◆ **Required work**
Gather all lines in the entries below that include the word "cabII".

◆ **Task input**
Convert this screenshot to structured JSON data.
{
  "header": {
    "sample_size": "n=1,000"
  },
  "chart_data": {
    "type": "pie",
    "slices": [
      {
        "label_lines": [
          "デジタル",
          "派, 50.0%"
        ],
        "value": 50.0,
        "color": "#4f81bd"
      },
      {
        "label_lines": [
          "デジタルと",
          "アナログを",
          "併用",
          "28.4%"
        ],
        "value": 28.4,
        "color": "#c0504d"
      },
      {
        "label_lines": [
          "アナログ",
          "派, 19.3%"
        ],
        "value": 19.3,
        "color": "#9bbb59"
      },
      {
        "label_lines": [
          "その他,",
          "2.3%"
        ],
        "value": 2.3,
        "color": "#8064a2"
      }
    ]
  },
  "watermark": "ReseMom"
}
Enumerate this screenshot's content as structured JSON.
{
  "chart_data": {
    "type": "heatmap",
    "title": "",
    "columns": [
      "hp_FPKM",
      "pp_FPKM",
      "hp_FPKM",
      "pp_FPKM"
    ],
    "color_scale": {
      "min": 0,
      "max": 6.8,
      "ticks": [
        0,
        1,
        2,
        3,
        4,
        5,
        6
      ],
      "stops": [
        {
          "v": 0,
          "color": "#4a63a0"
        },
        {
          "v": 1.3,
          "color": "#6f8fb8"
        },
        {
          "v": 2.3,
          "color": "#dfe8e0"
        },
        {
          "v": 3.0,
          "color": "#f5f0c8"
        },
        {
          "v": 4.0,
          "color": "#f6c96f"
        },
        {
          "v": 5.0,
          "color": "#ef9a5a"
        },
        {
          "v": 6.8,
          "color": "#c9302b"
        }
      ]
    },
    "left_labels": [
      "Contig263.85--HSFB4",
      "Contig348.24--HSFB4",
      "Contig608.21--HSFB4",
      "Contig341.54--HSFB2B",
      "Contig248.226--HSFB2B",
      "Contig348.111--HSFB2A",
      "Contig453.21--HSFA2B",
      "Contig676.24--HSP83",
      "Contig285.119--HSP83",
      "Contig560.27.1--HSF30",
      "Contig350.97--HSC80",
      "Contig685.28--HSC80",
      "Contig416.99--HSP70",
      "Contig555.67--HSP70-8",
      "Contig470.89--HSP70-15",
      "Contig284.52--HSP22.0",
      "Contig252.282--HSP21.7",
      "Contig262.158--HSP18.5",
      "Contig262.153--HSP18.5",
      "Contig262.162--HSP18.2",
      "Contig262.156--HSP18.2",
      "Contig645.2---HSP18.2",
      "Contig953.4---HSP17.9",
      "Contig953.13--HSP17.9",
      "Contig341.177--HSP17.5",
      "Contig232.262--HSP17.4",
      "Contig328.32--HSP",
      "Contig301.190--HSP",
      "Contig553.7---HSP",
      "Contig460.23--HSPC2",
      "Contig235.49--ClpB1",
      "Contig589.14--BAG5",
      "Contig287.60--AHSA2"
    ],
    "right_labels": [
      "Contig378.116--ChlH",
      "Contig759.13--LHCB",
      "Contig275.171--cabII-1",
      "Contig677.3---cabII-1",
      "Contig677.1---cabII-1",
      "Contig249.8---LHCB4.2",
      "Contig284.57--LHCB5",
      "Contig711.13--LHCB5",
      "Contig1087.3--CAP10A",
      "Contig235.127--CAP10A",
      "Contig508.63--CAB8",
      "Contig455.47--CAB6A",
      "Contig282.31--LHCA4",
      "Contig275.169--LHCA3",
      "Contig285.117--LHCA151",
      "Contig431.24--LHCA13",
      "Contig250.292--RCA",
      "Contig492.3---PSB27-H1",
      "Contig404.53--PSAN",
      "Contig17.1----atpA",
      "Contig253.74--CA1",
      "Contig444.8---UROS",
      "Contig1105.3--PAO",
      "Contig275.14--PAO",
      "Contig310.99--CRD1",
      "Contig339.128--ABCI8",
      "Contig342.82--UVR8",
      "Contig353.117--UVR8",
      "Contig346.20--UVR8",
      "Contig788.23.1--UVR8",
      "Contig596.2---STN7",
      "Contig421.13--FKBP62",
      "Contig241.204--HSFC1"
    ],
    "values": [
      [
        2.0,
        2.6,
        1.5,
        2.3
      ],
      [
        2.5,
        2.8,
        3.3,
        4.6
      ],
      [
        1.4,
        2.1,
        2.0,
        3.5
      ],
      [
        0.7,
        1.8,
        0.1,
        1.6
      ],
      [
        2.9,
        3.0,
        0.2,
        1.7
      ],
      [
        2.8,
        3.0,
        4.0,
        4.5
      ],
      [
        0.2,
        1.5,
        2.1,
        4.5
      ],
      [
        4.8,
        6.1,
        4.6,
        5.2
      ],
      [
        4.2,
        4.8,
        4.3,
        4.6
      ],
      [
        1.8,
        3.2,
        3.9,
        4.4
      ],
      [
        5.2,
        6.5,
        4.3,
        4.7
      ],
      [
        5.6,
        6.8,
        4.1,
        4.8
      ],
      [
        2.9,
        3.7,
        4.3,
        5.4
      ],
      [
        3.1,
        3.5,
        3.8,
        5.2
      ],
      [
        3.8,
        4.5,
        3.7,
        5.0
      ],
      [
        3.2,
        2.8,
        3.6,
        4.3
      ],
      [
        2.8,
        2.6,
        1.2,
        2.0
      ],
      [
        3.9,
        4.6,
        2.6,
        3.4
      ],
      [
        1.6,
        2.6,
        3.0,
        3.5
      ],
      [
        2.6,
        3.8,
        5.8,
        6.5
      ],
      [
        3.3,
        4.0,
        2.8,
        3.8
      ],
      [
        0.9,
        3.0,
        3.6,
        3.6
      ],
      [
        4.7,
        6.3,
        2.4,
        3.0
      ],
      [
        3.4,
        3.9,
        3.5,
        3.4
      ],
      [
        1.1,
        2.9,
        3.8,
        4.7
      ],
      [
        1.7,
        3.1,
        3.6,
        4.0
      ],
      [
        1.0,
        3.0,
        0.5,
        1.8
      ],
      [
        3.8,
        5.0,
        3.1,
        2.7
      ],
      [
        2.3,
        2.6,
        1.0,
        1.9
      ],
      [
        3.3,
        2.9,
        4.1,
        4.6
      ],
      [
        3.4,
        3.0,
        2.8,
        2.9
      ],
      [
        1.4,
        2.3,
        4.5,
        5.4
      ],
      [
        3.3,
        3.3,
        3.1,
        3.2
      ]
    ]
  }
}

◆ **Solved problem**
      "Contig275.171--cabII-1",
      "Contig677.3---cabII-1",
      "Contig677.1---cabII-1",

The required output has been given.